### AIM
Exactly reproduce the lines that follow.

• • •

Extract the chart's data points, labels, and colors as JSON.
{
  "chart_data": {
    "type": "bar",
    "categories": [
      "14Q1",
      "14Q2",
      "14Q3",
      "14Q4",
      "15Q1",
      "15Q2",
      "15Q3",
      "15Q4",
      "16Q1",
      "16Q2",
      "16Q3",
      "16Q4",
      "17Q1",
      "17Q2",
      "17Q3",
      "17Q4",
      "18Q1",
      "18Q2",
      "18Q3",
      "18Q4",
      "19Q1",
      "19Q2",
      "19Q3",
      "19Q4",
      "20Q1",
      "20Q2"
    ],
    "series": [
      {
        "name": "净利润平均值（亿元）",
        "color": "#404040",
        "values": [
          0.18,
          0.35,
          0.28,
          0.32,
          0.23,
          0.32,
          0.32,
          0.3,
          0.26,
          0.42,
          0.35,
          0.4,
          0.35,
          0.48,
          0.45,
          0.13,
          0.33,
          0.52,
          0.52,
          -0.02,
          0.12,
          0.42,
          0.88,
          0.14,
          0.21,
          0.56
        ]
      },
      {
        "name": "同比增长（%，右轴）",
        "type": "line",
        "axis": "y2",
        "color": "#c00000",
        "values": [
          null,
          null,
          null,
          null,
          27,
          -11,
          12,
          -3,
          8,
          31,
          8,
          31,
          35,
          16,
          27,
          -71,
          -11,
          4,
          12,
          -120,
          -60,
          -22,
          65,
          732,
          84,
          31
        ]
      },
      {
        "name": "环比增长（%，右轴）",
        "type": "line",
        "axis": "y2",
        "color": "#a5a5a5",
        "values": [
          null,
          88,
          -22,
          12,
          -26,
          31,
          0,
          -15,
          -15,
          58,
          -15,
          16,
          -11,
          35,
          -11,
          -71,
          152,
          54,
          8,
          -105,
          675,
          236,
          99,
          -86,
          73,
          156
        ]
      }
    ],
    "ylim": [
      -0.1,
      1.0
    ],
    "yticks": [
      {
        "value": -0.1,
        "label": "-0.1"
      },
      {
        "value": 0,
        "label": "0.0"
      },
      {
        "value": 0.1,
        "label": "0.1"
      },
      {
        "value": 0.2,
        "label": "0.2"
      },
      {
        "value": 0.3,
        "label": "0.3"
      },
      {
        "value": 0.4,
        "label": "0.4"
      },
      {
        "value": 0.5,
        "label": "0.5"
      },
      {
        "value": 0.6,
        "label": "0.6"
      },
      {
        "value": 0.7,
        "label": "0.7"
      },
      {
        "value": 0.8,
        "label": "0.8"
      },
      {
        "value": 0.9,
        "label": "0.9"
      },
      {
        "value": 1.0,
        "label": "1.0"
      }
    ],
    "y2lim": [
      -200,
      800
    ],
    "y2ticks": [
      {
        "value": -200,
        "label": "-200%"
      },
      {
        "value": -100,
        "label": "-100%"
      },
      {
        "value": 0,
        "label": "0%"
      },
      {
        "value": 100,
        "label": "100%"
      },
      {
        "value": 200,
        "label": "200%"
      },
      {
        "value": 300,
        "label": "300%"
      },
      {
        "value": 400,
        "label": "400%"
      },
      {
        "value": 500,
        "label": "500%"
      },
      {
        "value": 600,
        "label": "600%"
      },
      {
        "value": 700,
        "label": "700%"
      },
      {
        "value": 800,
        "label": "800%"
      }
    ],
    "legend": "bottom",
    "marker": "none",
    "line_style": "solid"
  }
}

• • •

### ANSWER IN FULL
Extract the chart's data points, labels, and colors as JSON.
{
  "chart_data": {
    "type": "bar",
    "categories": [
      "14Q1",
      "14Q2",
      "14Q3",
      "14Q4",
      "15Q1",
      "15Q2",
      "15Q3",
      "15Q4",
      "16Q1",
      "16Q2",
      "16Q3",
      "16Q4",
      "17Q1",
      "17Q2",
      "17Q3",
      "17Q4",
      "18Q1",
      "18Q2",
      "18Q3",
      "18Q4",
      "19Q1",
      "19Q2",
      "19Q3",
      "19Q4",
      "20Q1",
      "20Q2"
    ],
    "series": [
      {
        "name": "净利润平均值（亿元）",
        "color": "#404040",
        "values": [
          0.18,
          0.35,
          0.28,
          0.32,
          0.23,
          0.32,
          0.32,
          0.3,
          0.26,
          0.42,
          0.35,
          0.4,
          0.35,
          0.48,
          0.45,
          0.13,
          0.33,
          0.52,
          0.52,
          -0.02,
          0.12,
          0.42,
          0.88,
          0.14,
          0.21,
          0.56
        ]
      },
      {
        "name": "同比增长（%，右轴）",
        "type": "line",
        "axis": "y2",
        "color": "#c00000",
        "values": [
          null,
          null,
          null,
          null,
          27,
          -11,
          12,
          -3,
          8,
          31,
          8,
          31,
          35,
          16,
          27,
          -71,
          -11,
          4,
          12,
          -120,
          -60,
          -22,
          65,
          732,
          84,
          31
        ]
      },
      {
        "name": "环比增长（%，右轴）",
        "type": "line",
        "axis": "y2",
        "color": "#a5a5a5",
        "values": [
          null,
          88,
          -22,
          12,
          -26,
          31,
          0,
          -15,
          -15,
          58,
          -15,
          16,
          -11,
          35,
          -11,
          -71,
          152,
          54,
          8,
          -105,
          675,
          236,
          99,
          -86,
          73,
          156
        ]
      }
    ],
    "ylim": [
      -0.1,
      1.0
    ],
    "yticks": [
      {
        "value": -0.1,
        "label": "-0.1"
      },
      {
        "value": 0,
        "label": "0.0"
      },
      {
        "value": 0.1,
        "label": "0.1"
      },
      {
        "value": 0.2,
        "label": "0.2"
      },
      {
        "value": 0.3,
        "label": "0.3"
      },
      {
        "value": 0.4,
        "label": "0.4"
      },
      {
        "value": 0.5,
        "label": "0.5"
      },
      {
        "value": 0.6,
        "label": "0.6"
      },
      {
        "value": 0.7,
        "label": "0.7"
      },
      {
        "value": 0.8,
        "label": "0.8"
      },
      {
        "value": 0.9,
        "label": "0.9"
      },
      {
        "value": 1.0,
        "label": "1.0"
      }
    ],
    "y2lim": [
      -200,
      800
    ],
    "y2ticks": [
      {
        "value": -200,
        "label": "-200%"
      },
      {
        "value": -100,
        "label": "-100%"
      },
      {
        "value": 0,
        "label": "0%"
      },
      {
        "value": 100,
        "label": "100%"
      },
      {
        "value": 200,
        "label": "200%"
      },
      {
        "value": 300,
        "label": "300%"
      },
      {
        "value": 400,
        "label": "400%"
      },
      {
        "value": 500,
        "label": "500%"
      },
      {
        "value": 600,
        "label": "600%"
      },
      {
        "value": 700,
        "label": "700%"
      },
      {
        "value": 800,
        "label": "800%"
      }
    ],
    "legend": "bottom",
    "marker": "none",
    "line_style": "solid"
  }
}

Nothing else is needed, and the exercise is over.